[Problem to work on] Transcribe the listing exactly, leaving out every picture.

* BEGIN Input records *

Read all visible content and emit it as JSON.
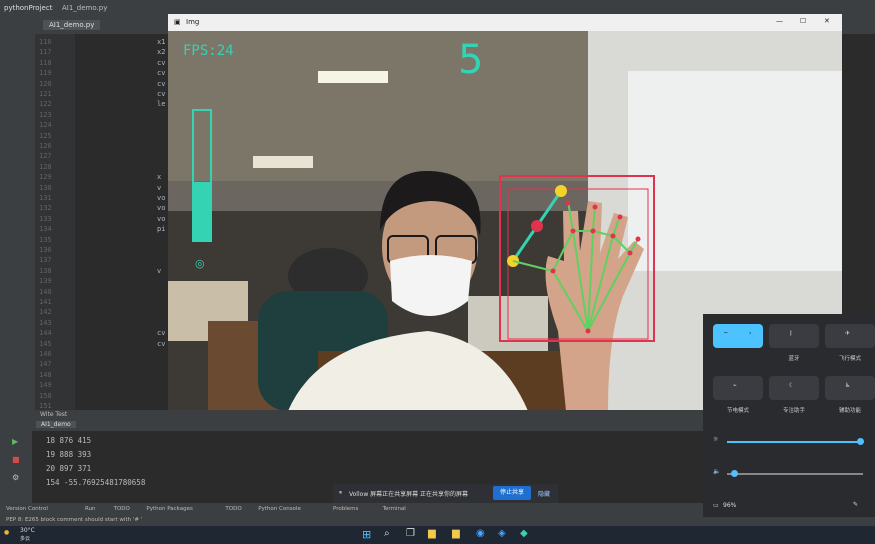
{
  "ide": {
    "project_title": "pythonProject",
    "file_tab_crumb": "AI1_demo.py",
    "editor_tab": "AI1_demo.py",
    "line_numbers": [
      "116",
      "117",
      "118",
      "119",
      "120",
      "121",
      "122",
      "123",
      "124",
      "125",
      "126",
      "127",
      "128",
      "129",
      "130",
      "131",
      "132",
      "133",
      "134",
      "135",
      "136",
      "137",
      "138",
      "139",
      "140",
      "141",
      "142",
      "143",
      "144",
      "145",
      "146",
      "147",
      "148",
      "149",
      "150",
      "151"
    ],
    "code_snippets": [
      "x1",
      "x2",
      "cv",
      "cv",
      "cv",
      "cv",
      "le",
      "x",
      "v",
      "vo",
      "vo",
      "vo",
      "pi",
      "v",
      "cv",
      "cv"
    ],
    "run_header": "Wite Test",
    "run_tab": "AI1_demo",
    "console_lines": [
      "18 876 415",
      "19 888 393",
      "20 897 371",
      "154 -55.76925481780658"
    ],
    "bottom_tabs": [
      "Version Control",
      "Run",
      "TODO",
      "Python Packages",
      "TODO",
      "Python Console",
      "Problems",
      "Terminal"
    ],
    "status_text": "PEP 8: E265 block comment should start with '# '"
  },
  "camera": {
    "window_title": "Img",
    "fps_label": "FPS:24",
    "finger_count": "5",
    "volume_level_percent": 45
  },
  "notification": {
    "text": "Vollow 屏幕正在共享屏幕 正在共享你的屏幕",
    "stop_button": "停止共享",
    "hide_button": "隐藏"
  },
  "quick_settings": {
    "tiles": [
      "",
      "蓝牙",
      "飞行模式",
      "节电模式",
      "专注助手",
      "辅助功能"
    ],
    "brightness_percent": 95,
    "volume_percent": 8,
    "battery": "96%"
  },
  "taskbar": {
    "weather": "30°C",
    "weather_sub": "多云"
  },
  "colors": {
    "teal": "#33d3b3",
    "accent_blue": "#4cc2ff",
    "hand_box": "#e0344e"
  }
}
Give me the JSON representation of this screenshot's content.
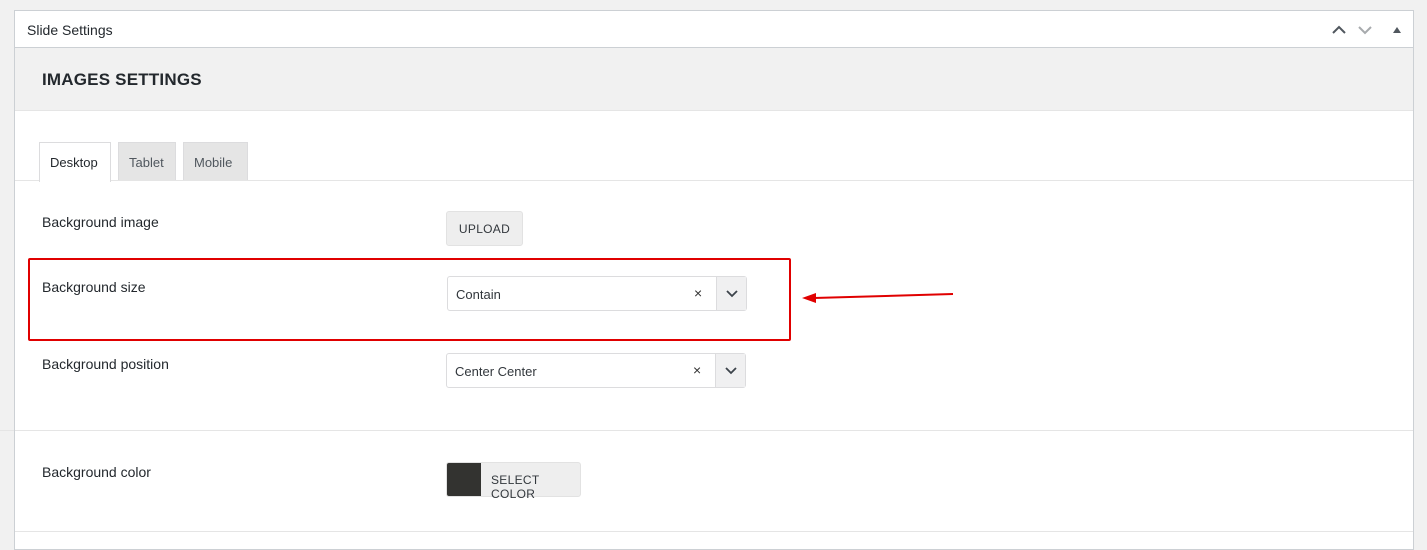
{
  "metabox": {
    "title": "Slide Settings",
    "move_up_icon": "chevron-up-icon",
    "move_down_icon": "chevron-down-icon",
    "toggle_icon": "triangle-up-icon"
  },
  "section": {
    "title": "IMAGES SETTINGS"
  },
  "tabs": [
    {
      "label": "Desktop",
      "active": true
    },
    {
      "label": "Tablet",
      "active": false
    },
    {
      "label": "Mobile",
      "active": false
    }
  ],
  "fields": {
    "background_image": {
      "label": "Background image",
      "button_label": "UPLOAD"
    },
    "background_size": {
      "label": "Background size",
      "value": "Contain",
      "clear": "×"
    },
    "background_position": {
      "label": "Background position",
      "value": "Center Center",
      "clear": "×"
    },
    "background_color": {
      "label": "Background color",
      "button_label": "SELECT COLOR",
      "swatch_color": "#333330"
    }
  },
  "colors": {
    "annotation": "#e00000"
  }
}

* END Input records *

[Exercise result]
Read all visible content and emit it as JSON.
{
  "ide": {
    "project_title": "pythonProject",
    "file_tab_crumb": "AI1_demo.py",
    "editor_tab": "AI1_demo.py",
    "line_numbers": [
      "116",
      "117",
      "118",
      "119",
      "120",
      "121",
      "122",
      "123",
      "124",
      "125",
      "126",
      "127",
      "128",
      "129",
      "130",
      "131",
      "132",
      "133",
      "134",
      "135",
      "136",
      "137",
      "138",
      "139",
      "140",
      "141",
      "142",
      "143",
      "144",
      "145",
      "146",
      "147",
      "148",
      "149",
      "150",
      "151"
    ],
    "code_snippets": [
      "x1",
      "x2",
      "cv",
      "cv",
      "cv",
      "cv",
      "le",
      "x",
      "v",
      "vo",
      "vo",
      "vo",
      "pi",
      "v",
      "cv",
      "cv"
    ],
    "run_header": "Wite Test",
    "run_tab": "AI1_demo",
    "console_lines": [
      "18 876 415",
      "19 888 393",
      "20 897 371",
      "154 -55.76925481780658"
    ],
    "bottom_tabs": [
      "Version Control",
      "Run",
      "TODO",
      "Python Packages",
      "TODO",
      "Python Console",
      "Problems",
      "Terminal"
    ],
    "status_text": "PEP 8: E265 block comment should start with '# '"
  },
  "camera": {
    "window_title": "Img",
    "fps_label": "FPS:24",
    "finger_count": "5",
    "volume_level_percent": 45
  },
  "notification": {
    "text": "Vollow 屏幕正在共享屏幕 正在共享你的屏幕",
    "stop_button": "停止共享",
    "hide_button": "隐藏"
  },
  "quick_settings": {
    "tiles": [
      "",
      "蓝牙",
      "飞行模式",
      "节电模式",
      "专注助手",
      "辅助功能"
    ],
    "brightness_percent": 95,
    "volume_percent": 8,
    "battery": "96%"
  },
  "taskbar": {
    "weather": "30°C",
    "weather_sub": "多云"
  },
  "colors": {
    "teal": "#33d3b3",
    "accent_blue": "#4cc2ff",
    "hand_box": "#e0344e"
  }
}
Give me the JSON representation of this screenshot's content.
{
  "metabox": {
    "title": "Slide Settings",
    "move_up_icon": "chevron-up-icon",
    "move_down_icon": "chevron-down-icon",
    "toggle_icon": "triangle-up-icon"
  },
  "section": {
    "title": "IMAGES SETTINGS"
  },
  "tabs": [
    {
      "label": "Desktop",
      "active": true
    },
    {
      "label": "Tablet",
      "active": false
    },
    {
      "label": "Mobile",
      "active": false
    }
  ],
  "fields": {
    "background_image": {
      "label": "Background image",
      "button_label": "UPLOAD"
    },
    "background_size": {
      "label": "Background size",
      "value": "Contain",
      "clear": "×"
    },
    "background_position": {
      "label": "Background position",
      "value": "Center Center",
      "clear": "×"
    },
    "background_color": {
      "label": "Background color",
      "button_label": "SELECT COLOR",
      "swatch_color": "#333330"
    }
  },
  "colors": {
    "annotation": "#e00000"
  }
}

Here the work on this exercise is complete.